--- Start EXTRACTED ENTRIES ---

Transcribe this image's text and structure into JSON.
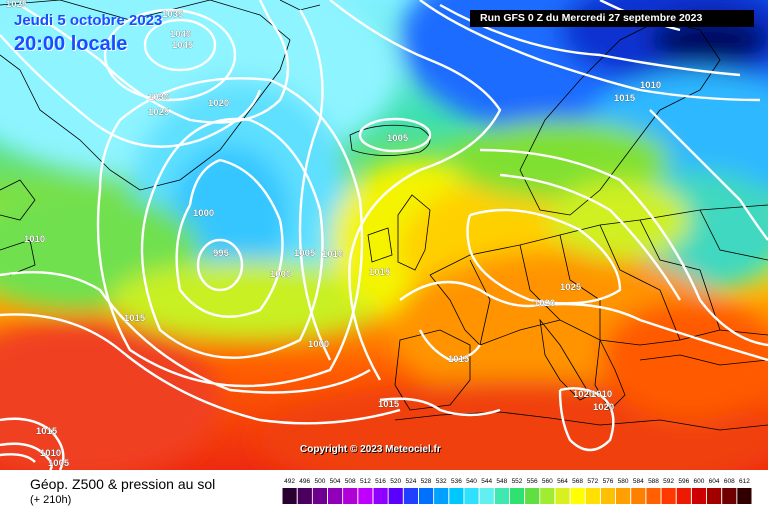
{
  "header": {
    "valid_date": "Jeudi 5 octobre 2023",
    "local_time": "20:00 locale",
    "run_info": "Run GFS 0 Z du Mercredi 27 septembre 2023"
  },
  "copyright": "Copyright © 2023 Meteociel.fr",
  "footer": {
    "product_title": "Géop. Z500 & pression au sol",
    "lead_time": "(+ 210h)"
  },
  "legend": {
    "values": [
      "492",
      "496",
      "500",
      "504",
      "508",
      "512",
      "516",
      "520",
      "524",
      "528",
      "532",
      "536",
      "540",
      "544",
      "548",
      "552",
      "556",
      "560",
      "564",
      "568",
      "572",
      "576",
      "580",
      "584",
      "588",
      "592",
      "596",
      "600",
      "604",
      "608",
      "612"
    ],
    "colors": [
      "#2a0030",
      "#4b0060",
      "#6e0090",
      "#8f00b8",
      "#b000d8",
      "#c000ff",
      "#9000ff",
      "#5a00ff",
      "#2040ff",
      "#0070ff",
      "#00a0ff",
      "#00c8ff",
      "#30e0ff",
      "#60f0f0",
      "#40e8b0",
      "#30e070",
      "#60e040",
      "#a0ec30",
      "#d8f020",
      "#ffff00",
      "#ffe000",
      "#ffc000",
      "#ffa000",
      "#ff8000",
      "#ff6000",
      "#ff3a00",
      "#ee1a00",
      "#cc0000",
      "#a00000",
      "#700000",
      "#300000"
    ]
  },
  "isobar_labels": [
    "1025",
    "1035",
    "1040",
    "1045",
    "1030",
    "1025",
    "1020",
    "1005",
    "1010",
    "1015",
    "1010",
    "1000",
    "995",
    "1005",
    "1010",
    "1000",
    "1000",
    "1015",
    "1025",
    "1020",
    "1015",
    "1015",
    "1015",
    "1020",
    "1010",
    "1020",
    "1015",
    "1010",
    "1005"
  ]
}
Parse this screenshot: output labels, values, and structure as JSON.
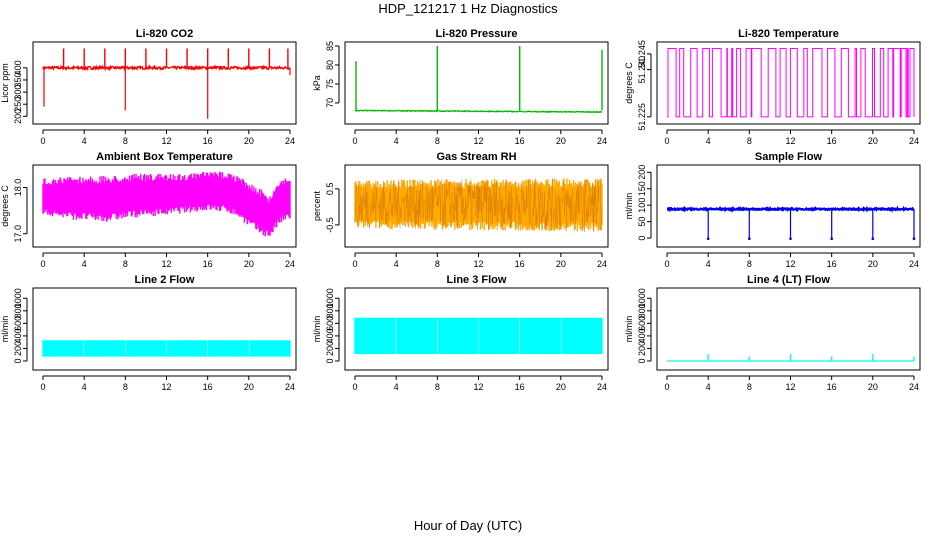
{
  "title": "HDP_121217  1 Hz Diagnostics",
  "xlabel": "Hour of Day (UTC)",
  "chart_data": [
    {
      "id": "co2",
      "type": "line",
      "title": "Li-820 CO2",
      "ylabel": "Licor ppm",
      "color": "#ff0000",
      "xlim": [
        0,
        24
      ],
      "ylim": [
        185,
        490
      ],
      "xticks": [
        0,
        4,
        8,
        12,
        16,
        20,
        24
      ],
      "yticks": [
        200,
        250,
        300,
        350,
        400
      ],
      "ytick_labels": [
        "200",
        "250",
        "300",
        "350",
        "400"
      ],
      "series": [
        {
          "name": "CO2",
          "baseline": 400,
          "noise": 6,
          "spikes_up": [
            {
              "x": 2.0,
              "y": 480
            },
            {
              "x": 4.0,
              "y": 480
            },
            {
              "x": 6.0,
              "y": 480
            },
            {
              "x": 8.0,
              "y": 480
            },
            {
              "x": 10.0,
              "y": 480
            },
            {
              "x": 12.0,
              "y": 480
            },
            {
              "x": 14.0,
              "y": 480
            },
            {
              "x": 16.0,
              "y": 480
            },
            {
              "x": 18.0,
              "y": 480
            },
            {
              "x": 20.0,
              "y": 480
            },
            {
              "x": 22.0,
              "y": 480
            },
            {
              "x": 23.8,
              "y": 480
            }
          ],
          "spikes_down": [
            {
              "x": 0.1,
              "y": 240
            },
            {
              "x": 8.0,
              "y": 225
            },
            {
              "x": 16.0,
              "y": 190
            },
            {
              "x": 24.0,
              "y": 370
            }
          ]
        }
      ]
    },
    {
      "id": "pressure",
      "type": "line",
      "title": "Li-820 Pressure",
      "ylabel": "kPa",
      "color": "#00bb00",
      "xlim": [
        0,
        24
      ],
      "ylim": [
        65.5,
        85
      ],
      "xticks": [
        0,
        4,
        8,
        12,
        16,
        20,
        24
      ],
      "yticks": [
        70,
        75,
        80,
        85
      ],
      "ytick_labels": [
        "70",
        "75",
        "80",
        "85"
      ],
      "series": [
        {
          "name": "Pressure",
          "start": 68,
          "end": 67.6,
          "noise": 0.1,
          "spikes_up": [
            {
              "x": 0.1,
              "y": 81
            },
            {
              "x": 8.0,
              "y": 85
            },
            {
              "x": 16.0,
              "y": 85
            },
            {
              "x": 24.0,
              "y": 84
            }
          ]
        }
      ]
    },
    {
      "id": "licor-temp",
      "type": "line",
      "title": "Li-820 Temperature",
      "ylabel": "degrees C",
      "color": "#ff00ff",
      "xlim": [
        0,
        24
      ],
      "ylim": [
        51.224,
        51.2475
      ],
      "xticks": [
        0,
        4,
        8,
        12,
        16,
        20,
        24
      ],
      "yticks": [
        51.225,
        51.24,
        51.245
      ],
      "ytick_labels": [
        "51.225",
        "51.240",
        "51.245"
      ],
      "series": [
        {
          "name": "Temp",
          "low": 51.225,
          "high": 51.2467
        }
      ]
    },
    {
      "id": "box-temp",
      "type": "band",
      "title": "Ambient Box Temperature",
      "ylabel": "degrees C",
      "color": "#ff00ff",
      "xlim": [
        0,
        24
      ],
      "ylim": [
        16.8,
        18.4
      ],
      "xticks": [
        0,
        4,
        8,
        12,
        16,
        20,
        24
      ],
      "yticks": [
        17.0,
        18.0
      ],
      "ytick_labels": [
        "17.0",
        "18.0"
      ],
      "series": [
        {
          "name": "Box temperature",
          "upper": [
            [
              0,
              18.2
            ],
            [
              3,
              18.25
            ],
            [
              6,
              18.25
            ],
            [
              9,
              18.3
            ],
            [
              12,
              18.3
            ],
            [
              14,
              18.3
            ],
            [
              16,
              18.35
            ],
            [
              18,
              18.35
            ],
            [
              19,
              18.25
            ],
            [
              20,
              18.1
            ],
            [
              21,
              18.0
            ],
            [
              22,
              17.8
            ],
            [
              23,
              18.2
            ],
            [
              24,
              18.25
            ]
          ],
          "lower": [
            [
              0,
              17.4
            ],
            [
              3,
              17.3
            ],
            [
              6,
              17.25
            ],
            [
              9,
              17.35
            ],
            [
              12,
              17.4
            ],
            [
              14,
              17.45
            ],
            [
              16,
              17.5
            ],
            [
              18,
              17.45
            ],
            [
              19,
              17.35
            ],
            [
              20,
              17.15
            ],
            [
              21,
              17.0
            ],
            [
              22,
              16.9
            ],
            [
              23,
              17.2
            ],
            [
              24,
              17.3
            ]
          ]
        }
      ]
    },
    {
      "id": "rh",
      "type": "band",
      "title": "Gas Stream RH",
      "ylabel": "percent",
      "color": "#ffaa00",
      "edge": "#cc6600",
      "xlim": [
        0,
        24
      ],
      "ylim": [
        -1.0,
        1.05
      ],
      "xticks": [
        0,
        4,
        8,
        12,
        16,
        20,
        24
      ],
      "yticks": [
        -0.5,
        0.5
      ],
      "ytick_labels": [
        "-0.5",
        "0.5"
      ],
      "series": [
        {
          "name": "RH",
          "upper": [
            [
              0,
              0.75
            ],
            [
              24,
              0.8
            ]
          ],
          "lower": [
            [
              0,
              -0.6
            ],
            [
              24,
              -0.7
            ]
          ]
        }
      ]
    },
    {
      "id": "sample-flow",
      "type": "line",
      "title": "Sample Flow",
      "ylabel": "ml/min",
      "color": "#0000ee",
      "xlim": [
        0,
        24
      ],
      "ylim": [
        -15,
        210
      ],
      "xticks": [
        0,
        4,
        8,
        12,
        16,
        20,
        24
      ],
      "yticks": [
        0,
        50,
        100,
        150,
        200
      ],
      "ytick_labels": [
        "0",
        "50",
        "100",
        "150",
        "200"
      ],
      "series": [
        {
          "name": "Flow",
          "baseline": 88,
          "noise": 2,
          "spikes_down": [
            {
              "x": 4.0,
              "y": -2
            },
            {
              "x": 8.0,
              "y": -2
            },
            {
              "x": 12.0,
              "y": -2
            },
            {
              "x": 16.0,
              "y": -2
            },
            {
              "x": 20.0,
              "y": -2
            },
            {
              "x": 24.0,
              "y": -2
            }
          ]
        }
      ]
    },
    {
      "id": "line2",
      "type": "band",
      "title": "Line 2 Flow",
      "ylabel": "ml/min",
      "color": "#00ffff",
      "xlim": [
        0,
        24
      ],
      "ylim": [
        -80,
        1100
      ],
      "xticks": [
        0,
        4,
        8,
        12,
        16,
        20,
        24
      ],
      "yticks": [
        0,
        200,
        400,
        600,
        800,
        1000
      ],
      "ytick_labels": [
        "0",
        "200",
        "400",
        "600",
        "800",
        "1000"
      ],
      "series": [
        {
          "name": "Line 2",
          "upper": [
            [
              0,
              330
            ],
            [
              24,
              330
            ]
          ],
          "lower": [
            [
              0,
              70
            ],
            [
              24,
              70
            ]
          ],
          "gaps": [
            4,
            8,
            12,
            16,
            20
          ]
        }
      ]
    },
    {
      "id": "line3",
      "type": "band",
      "title": "Line 3 Flow",
      "ylabel": "ml/min",
      "color": "#00ffff",
      "xlim": [
        0,
        24
      ],
      "ylim": [
        -80,
        1100
      ],
      "xticks": [
        0,
        4,
        8,
        12,
        16,
        20,
        24
      ],
      "yticks": [
        0,
        200,
        400,
        600,
        800,
        1000
      ],
      "ytick_labels": [
        "0",
        "200",
        "400",
        "600",
        "800",
        "1000"
      ],
      "series": [
        {
          "name": "Line 3",
          "upper": [
            [
              0,
              690
            ],
            [
              24,
              690
            ]
          ],
          "lower": [
            [
              0,
              110
            ],
            [
              24,
              110
            ]
          ],
          "gaps": [
            4,
            8,
            12,
            16,
            20
          ]
        }
      ]
    },
    {
      "id": "line4",
      "type": "line",
      "title": "Line 4 (LT) Flow",
      "ylabel": "ml/min",
      "color": "#00ffff",
      "xlim": [
        0,
        24
      ],
      "ylim": [
        -80,
        1100
      ],
      "xticks": [
        0,
        4,
        8,
        12,
        16,
        20,
        24
      ],
      "yticks": [
        0,
        200,
        400,
        600,
        800,
        1000
      ],
      "ytick_labels": [
        "0",
        "200",
        "400",
        "600",
        "800",
        "1000"
      ],
      "series": [
        {
          "name": "Line 4",
          "baseline": 0,
          "noise": 0,
          "spikes_up": [
            {
              "x": 4.0,
              "y": 110
            },
            {
              "x": 8.0,
              "y": 70
            },
            {
              "x": 12.0,
              "y": 110
            },
            {
              "x": 16.0,
              "y": 70
            },
            {
              "x": 20.0,
              "y": 110
            },
            {
              "x": 24.0,
              "y": 70
            }
          ]
        }
      ]
    }
  ]
}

--- End EXTRACTED ENTRIES ---

▶ [INSTRUCTION] Identify which lines contain the word "name" and copy each one.

▶ [RESPONSE]
          "name": "CO2",
          "name": "Pressure",
          "name": "Temp",
          "name": "Box temperature",
          "name": "RH",
          "name": "Flow",
          "name": "Line 2",
          "name": "Line 3",
          "name": "Line 4",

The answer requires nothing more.